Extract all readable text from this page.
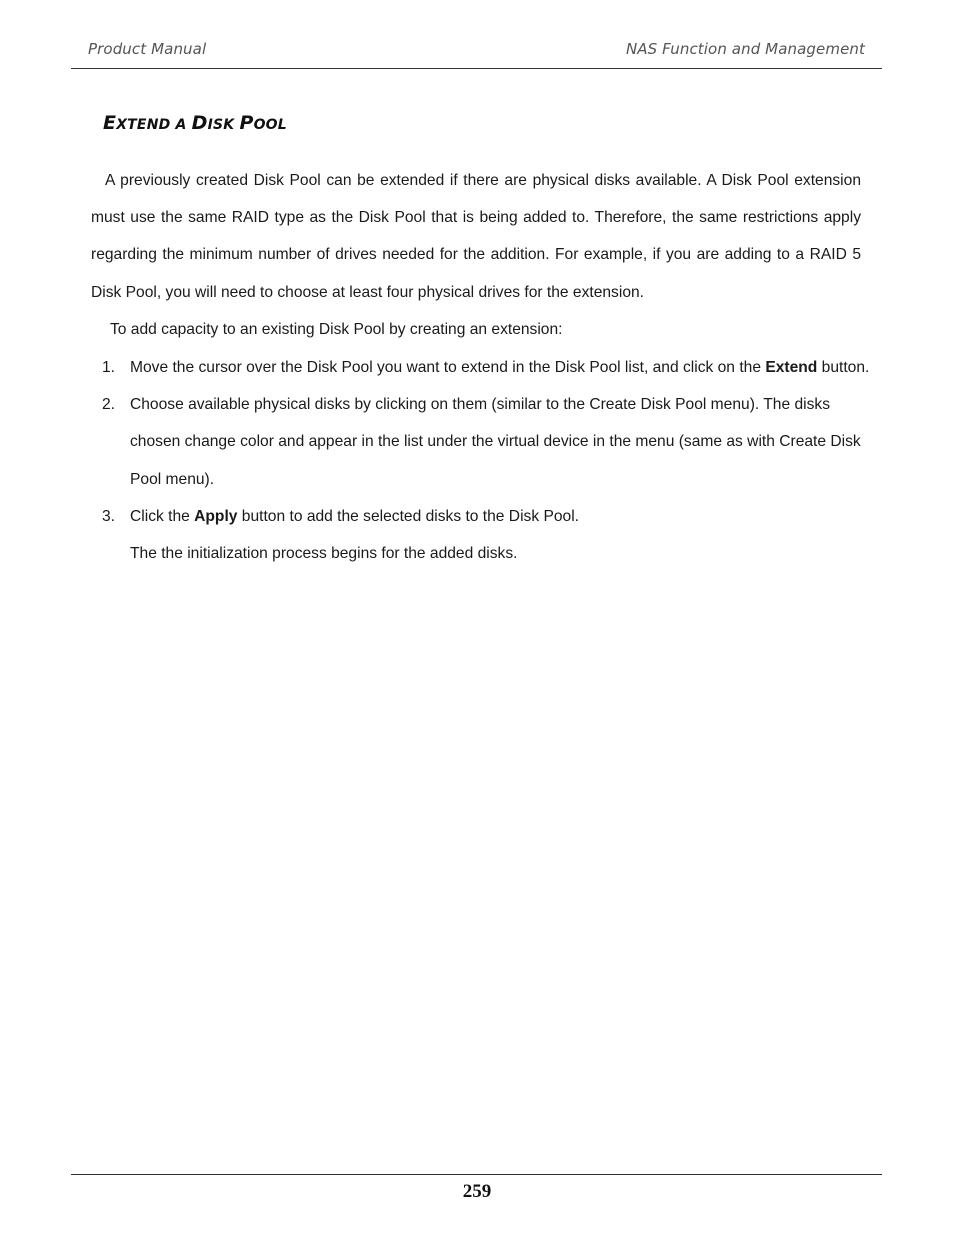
Product Manual	NAS Function and Management
EXTEND A DISK POOL

A previously created Disk Pool can be extended if there are physical disks available. A Disk Pool extension must use the same RAID type as the Disk Pool that is being added to. Therefore, the same restrictions apply regarding the minimum number of drives needed for the addition. For example, if you are adding to a RAID 5 Disk Pool, you will need to choose at least four physical drives for the extension.

To add capacity to an existing Disk Pool by creating an extension:

1. Move the cursor over the Disk Pool you want to extend in the Disk Pool list, and click on the Extend button.
2. Choose available physical disks by clicking on them (similar to the Create Disk Pool menu). The disks chosen change color and appear in the list under the virtual device in the menu (same as with Create Disk Pool menu).
3. Click the Apply button to add the selected disks to the Disk Pool.
The the initialization process begins for the added disks.
259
# # # # #
◆ **What this task involves**
Return the full material word for word. Do not include the pictures.

◆ **Task answer**
Extract all readable text from this page.
Product Manual	NAS Function and Management
EXTEND A DISK POOL

A previously created Disk Pool can be extended if there are physical disks available. A Disk Pool extension must use the same RAID type as the Disk Pool that is being added to. Therefore, the same restrictions apply regarding the minimum number of drives needed for the addition. For example, if you are adding to a RAID 5 Disk Pool, you will need to choose at least four physical drives for the extension.

To add capacity to an existing Disk Pool by creating an extension:

1. Move the cursor over the Disk Pool you want to extend in the Disk Pool list, and click on the Extend button.
2. Choose available physical disks by clicking on them (similar to the Create Disk Pool menu). The disks chosen change color and appear in the list under the virtual device in the menu (same as with Create Disk Pool menu).
3. Click the Apply button to add the selected disks to the Disk Pool.
The the initialization process begins for the added disks.
259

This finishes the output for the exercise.